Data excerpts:
▼▼▼

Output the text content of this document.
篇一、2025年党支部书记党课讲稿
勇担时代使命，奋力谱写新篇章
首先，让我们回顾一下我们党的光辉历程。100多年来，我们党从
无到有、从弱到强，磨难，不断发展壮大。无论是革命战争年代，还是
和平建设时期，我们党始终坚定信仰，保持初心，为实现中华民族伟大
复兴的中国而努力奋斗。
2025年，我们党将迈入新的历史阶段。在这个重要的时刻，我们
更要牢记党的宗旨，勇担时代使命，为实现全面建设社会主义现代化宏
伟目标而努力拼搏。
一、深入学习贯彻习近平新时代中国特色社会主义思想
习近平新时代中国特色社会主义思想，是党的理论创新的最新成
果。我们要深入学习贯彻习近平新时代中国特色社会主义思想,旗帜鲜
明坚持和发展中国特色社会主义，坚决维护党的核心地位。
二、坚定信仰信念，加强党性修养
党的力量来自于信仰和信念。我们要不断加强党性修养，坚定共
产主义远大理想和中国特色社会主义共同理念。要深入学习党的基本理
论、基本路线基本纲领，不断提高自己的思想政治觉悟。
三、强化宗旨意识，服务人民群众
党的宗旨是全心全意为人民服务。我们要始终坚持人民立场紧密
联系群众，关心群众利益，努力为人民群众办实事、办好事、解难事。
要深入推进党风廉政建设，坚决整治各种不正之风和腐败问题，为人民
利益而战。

▲▲▲

> **EXERCISE PROMPT**: In the entries above, find each line with the word "勇担时代使命" and show it.

> **RIGHT ANSWER**:
勇担时代使命，奋力谱写新篇章
更要牢记党的宗旨，勇担时代使命，为实现全面建设社会主义现代化宏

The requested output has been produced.